BRIEF — Locate all lines with the word "icon". Copy them.

* * * * *

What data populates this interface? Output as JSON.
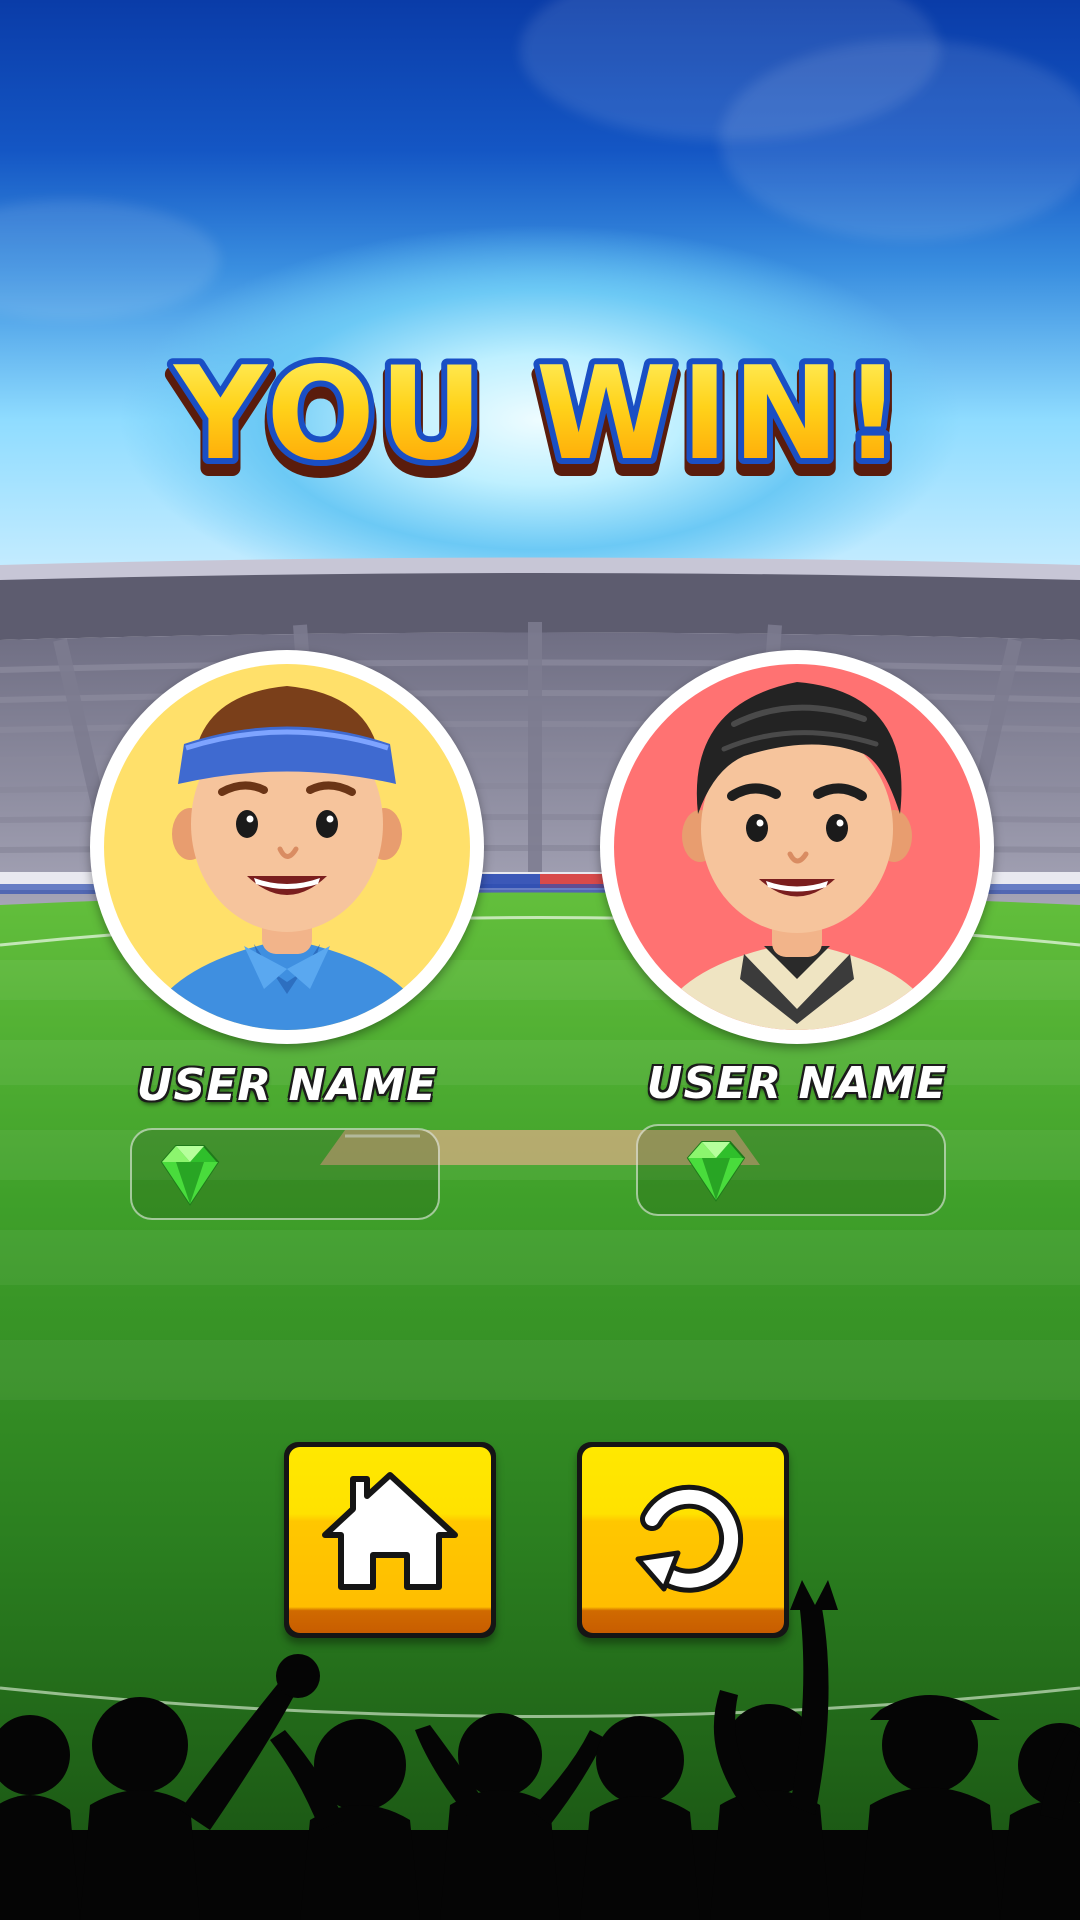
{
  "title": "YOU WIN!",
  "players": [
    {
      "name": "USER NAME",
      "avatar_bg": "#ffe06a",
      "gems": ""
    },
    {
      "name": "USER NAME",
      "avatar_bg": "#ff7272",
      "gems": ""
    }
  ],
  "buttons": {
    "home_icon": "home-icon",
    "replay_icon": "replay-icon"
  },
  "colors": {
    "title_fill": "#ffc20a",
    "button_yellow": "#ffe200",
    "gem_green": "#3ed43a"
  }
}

* * * * *

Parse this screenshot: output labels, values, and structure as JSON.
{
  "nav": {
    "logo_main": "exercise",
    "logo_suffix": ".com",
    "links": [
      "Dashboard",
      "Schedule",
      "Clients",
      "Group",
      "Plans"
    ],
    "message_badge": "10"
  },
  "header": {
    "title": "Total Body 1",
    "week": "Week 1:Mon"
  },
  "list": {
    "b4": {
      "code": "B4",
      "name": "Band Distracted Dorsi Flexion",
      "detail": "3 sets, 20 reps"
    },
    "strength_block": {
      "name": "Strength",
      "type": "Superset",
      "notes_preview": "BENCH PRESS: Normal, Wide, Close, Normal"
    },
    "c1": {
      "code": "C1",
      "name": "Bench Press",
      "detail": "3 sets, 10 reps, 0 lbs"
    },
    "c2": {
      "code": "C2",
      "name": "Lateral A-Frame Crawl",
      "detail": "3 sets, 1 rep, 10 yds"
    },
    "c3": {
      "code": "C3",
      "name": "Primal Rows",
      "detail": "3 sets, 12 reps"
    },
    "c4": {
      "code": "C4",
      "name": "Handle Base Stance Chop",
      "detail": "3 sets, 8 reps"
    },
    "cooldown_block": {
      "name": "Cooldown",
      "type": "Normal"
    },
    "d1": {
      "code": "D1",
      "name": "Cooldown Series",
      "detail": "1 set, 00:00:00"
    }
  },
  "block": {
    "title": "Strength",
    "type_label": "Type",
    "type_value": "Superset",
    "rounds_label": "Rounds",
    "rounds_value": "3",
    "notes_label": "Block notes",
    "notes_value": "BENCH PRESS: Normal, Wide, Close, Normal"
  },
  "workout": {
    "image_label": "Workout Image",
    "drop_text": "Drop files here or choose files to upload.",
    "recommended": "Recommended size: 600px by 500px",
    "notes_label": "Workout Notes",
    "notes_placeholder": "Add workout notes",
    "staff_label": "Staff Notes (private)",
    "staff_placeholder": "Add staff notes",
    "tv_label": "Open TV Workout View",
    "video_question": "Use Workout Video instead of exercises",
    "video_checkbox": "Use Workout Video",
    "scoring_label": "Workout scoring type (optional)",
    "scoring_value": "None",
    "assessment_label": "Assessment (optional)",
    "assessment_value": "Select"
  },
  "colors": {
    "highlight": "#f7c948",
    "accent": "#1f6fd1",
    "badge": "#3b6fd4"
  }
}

* * * * *

FINAL ANSWER —
    "home_icon": "home-icon",
    "replay_icon": "replay-icon"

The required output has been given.